Looking at the data below, count the lines that contain the string "label". Write only the total.

━━━━

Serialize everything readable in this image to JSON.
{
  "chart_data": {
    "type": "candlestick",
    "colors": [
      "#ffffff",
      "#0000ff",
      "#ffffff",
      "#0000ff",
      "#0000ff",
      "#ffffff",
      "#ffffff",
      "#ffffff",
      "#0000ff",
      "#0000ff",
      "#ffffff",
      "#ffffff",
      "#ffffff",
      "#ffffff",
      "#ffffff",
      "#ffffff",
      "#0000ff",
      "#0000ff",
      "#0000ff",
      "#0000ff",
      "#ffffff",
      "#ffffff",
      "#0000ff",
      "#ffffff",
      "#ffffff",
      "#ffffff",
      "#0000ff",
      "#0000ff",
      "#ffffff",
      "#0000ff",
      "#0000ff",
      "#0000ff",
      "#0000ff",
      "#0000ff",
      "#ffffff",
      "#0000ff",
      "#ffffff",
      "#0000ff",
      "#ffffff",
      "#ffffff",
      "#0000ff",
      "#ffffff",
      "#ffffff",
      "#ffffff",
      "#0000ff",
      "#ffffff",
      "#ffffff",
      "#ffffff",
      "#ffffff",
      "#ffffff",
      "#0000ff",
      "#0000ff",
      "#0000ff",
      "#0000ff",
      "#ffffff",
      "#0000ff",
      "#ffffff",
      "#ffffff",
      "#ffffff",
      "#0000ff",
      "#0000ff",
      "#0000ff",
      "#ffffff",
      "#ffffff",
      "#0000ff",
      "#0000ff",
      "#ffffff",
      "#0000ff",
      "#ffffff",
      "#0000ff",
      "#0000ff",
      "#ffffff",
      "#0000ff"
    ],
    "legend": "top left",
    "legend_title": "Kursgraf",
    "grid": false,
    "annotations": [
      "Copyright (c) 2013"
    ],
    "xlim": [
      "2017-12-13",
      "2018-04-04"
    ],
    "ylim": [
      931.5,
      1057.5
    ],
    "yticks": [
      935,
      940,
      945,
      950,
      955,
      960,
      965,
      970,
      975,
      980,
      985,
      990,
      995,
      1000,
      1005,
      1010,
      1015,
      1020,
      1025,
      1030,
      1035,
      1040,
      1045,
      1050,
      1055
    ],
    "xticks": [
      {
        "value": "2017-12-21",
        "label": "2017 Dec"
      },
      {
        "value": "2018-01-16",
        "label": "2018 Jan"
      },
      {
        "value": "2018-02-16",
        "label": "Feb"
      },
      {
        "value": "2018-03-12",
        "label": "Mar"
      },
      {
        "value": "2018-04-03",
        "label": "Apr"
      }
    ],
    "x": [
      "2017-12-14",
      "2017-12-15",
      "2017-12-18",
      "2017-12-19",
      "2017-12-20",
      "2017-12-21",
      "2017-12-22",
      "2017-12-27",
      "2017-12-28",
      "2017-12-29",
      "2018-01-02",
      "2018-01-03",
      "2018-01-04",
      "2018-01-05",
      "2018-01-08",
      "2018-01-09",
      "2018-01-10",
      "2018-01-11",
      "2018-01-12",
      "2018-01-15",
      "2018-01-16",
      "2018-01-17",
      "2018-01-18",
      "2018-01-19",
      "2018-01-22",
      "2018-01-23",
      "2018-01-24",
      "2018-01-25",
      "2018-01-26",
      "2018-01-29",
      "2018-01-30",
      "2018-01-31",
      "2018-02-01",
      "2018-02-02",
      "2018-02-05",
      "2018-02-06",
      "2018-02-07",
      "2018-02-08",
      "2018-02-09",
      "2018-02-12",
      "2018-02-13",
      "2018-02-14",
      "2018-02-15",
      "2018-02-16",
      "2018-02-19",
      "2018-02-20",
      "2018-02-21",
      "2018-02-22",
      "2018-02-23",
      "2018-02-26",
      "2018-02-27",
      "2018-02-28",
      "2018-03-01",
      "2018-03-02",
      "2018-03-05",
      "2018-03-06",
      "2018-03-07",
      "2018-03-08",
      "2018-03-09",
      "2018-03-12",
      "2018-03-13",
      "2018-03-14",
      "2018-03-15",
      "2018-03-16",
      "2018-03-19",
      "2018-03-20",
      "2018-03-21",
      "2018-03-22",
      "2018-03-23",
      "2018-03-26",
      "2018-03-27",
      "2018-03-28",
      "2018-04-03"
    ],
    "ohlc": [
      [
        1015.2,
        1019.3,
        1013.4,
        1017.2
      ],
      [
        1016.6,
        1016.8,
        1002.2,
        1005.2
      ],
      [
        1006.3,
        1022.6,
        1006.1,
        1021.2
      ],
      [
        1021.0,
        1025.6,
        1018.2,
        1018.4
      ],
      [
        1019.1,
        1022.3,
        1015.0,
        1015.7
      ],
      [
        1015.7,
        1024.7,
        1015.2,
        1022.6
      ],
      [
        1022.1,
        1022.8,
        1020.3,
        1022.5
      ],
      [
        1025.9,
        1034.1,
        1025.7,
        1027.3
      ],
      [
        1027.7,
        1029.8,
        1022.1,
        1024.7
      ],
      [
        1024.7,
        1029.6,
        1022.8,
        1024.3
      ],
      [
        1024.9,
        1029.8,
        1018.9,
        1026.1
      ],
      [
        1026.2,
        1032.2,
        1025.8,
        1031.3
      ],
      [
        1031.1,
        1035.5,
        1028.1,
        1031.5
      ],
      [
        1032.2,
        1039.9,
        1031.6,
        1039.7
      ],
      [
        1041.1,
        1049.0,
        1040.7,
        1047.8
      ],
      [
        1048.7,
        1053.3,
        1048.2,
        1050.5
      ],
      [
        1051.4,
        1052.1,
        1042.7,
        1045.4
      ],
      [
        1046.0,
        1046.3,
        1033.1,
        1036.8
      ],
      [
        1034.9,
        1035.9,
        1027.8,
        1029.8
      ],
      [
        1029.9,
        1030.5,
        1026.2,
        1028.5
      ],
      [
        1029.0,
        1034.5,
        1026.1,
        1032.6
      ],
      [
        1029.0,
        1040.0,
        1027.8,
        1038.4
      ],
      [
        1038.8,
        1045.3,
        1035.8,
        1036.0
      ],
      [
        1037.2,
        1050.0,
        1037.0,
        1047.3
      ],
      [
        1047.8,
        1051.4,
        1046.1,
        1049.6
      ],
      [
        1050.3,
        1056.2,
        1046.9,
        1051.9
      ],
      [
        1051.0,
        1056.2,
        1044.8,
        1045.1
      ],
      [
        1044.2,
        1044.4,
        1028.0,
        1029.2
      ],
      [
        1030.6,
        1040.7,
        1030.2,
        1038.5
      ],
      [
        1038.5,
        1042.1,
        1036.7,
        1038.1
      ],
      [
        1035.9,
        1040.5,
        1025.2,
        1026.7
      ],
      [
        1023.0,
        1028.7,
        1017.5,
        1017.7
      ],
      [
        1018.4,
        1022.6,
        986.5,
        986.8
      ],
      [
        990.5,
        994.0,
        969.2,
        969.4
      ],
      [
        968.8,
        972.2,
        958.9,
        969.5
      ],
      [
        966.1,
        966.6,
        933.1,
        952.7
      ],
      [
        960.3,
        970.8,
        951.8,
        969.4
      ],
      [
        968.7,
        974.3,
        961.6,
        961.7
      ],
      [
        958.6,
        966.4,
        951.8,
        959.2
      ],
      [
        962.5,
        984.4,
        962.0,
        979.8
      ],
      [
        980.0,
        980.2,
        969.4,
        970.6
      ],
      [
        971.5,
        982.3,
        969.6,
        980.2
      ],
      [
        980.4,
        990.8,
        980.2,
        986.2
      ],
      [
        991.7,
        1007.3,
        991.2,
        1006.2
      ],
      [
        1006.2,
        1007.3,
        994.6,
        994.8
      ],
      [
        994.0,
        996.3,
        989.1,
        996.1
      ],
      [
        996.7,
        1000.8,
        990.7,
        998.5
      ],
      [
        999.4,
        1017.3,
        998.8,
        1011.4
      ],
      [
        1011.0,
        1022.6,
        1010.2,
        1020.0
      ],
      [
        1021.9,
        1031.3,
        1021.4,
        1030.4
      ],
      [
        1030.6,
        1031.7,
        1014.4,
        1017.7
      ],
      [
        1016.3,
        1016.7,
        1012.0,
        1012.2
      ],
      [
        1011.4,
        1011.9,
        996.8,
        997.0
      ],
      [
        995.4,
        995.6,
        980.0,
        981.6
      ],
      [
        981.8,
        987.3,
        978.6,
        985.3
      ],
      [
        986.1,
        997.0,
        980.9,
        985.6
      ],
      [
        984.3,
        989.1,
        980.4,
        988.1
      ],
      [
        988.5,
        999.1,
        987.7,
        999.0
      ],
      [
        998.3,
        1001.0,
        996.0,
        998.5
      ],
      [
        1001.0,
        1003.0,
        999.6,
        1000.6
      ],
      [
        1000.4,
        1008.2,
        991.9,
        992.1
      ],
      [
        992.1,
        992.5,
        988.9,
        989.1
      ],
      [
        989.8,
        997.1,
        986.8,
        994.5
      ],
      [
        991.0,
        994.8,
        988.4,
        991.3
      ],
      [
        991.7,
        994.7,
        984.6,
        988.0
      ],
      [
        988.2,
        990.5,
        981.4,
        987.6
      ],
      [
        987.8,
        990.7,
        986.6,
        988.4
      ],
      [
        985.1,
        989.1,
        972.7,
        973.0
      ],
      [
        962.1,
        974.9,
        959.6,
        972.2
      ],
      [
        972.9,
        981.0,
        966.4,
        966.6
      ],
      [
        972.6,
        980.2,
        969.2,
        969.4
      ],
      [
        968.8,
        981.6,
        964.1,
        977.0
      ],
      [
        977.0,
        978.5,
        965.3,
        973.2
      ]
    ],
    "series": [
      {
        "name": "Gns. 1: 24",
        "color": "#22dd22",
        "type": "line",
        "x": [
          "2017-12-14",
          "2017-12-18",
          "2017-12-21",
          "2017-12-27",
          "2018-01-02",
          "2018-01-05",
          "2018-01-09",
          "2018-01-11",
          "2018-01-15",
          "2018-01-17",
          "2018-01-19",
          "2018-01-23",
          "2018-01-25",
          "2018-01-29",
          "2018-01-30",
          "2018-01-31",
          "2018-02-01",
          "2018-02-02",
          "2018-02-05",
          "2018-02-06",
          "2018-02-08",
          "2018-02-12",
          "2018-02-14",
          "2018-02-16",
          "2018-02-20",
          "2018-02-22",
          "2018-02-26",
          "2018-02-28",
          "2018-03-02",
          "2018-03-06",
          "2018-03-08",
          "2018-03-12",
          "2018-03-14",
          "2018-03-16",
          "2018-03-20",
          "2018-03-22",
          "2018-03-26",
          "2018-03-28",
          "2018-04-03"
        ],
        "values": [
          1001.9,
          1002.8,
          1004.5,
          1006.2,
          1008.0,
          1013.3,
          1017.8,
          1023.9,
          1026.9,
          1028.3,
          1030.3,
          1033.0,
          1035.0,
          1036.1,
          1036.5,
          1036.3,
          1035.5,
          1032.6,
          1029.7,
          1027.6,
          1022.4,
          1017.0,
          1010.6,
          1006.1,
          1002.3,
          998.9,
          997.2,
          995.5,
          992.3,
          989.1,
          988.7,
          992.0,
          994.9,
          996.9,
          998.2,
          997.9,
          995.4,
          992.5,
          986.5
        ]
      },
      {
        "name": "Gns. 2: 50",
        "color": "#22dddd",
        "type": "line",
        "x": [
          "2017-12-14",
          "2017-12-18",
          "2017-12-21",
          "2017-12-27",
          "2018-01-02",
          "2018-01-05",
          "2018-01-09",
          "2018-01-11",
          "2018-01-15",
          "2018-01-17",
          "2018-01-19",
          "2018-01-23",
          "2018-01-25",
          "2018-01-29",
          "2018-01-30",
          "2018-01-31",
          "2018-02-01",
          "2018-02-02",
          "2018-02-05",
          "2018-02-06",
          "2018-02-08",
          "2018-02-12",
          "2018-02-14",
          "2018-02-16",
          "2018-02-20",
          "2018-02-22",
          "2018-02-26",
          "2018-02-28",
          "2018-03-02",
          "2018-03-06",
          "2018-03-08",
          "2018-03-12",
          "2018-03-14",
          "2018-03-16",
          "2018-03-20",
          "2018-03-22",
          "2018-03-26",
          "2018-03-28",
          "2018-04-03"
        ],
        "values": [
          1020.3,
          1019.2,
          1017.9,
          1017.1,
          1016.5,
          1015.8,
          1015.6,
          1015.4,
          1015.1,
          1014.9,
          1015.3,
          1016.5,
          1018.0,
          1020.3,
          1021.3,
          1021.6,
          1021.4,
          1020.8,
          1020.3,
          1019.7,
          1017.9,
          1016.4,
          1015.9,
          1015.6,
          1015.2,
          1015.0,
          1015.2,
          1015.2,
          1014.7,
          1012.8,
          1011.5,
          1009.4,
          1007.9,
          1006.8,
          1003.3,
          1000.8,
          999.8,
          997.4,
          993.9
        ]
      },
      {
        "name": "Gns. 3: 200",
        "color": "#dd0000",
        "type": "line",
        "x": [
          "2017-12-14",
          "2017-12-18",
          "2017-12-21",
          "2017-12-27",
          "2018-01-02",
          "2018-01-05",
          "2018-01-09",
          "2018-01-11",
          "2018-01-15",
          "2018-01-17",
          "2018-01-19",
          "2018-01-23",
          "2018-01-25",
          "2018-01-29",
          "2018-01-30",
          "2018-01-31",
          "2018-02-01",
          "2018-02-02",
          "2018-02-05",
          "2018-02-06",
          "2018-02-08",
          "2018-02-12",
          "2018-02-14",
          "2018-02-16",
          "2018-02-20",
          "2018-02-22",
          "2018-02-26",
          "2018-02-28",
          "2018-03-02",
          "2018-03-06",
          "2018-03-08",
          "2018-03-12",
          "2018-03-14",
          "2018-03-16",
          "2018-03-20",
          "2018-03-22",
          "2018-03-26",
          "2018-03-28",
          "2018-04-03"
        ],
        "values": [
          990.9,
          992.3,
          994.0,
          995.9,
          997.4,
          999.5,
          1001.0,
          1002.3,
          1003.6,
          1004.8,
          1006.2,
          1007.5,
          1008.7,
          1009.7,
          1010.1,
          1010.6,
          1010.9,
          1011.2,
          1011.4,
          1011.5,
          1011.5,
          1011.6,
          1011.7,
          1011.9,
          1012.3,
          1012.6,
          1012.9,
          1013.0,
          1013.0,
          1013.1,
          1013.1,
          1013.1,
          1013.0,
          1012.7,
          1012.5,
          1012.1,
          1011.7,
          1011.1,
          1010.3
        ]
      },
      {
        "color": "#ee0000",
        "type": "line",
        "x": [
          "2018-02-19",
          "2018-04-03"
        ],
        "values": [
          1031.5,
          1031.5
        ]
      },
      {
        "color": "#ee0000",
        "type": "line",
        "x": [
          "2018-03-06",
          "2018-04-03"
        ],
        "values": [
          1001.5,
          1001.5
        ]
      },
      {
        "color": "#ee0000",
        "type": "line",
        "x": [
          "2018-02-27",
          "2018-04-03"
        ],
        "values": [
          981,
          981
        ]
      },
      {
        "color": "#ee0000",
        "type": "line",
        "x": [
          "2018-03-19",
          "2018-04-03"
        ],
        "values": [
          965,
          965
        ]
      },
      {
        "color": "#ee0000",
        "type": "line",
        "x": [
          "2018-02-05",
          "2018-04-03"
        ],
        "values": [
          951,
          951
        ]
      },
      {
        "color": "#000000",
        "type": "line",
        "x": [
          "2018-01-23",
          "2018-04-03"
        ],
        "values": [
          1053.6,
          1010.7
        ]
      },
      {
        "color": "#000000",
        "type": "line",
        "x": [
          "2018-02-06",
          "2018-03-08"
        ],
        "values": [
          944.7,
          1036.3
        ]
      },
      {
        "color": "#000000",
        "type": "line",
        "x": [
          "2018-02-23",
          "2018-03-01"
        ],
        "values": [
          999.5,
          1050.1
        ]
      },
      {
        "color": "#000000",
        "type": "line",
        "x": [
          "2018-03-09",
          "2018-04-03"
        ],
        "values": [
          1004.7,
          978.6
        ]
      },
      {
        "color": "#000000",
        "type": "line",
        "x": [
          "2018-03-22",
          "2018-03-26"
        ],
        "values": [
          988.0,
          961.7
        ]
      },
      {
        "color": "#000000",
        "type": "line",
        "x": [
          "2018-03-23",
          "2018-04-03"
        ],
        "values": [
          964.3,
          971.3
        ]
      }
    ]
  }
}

━━━━

— EXERCISE RESULT —
5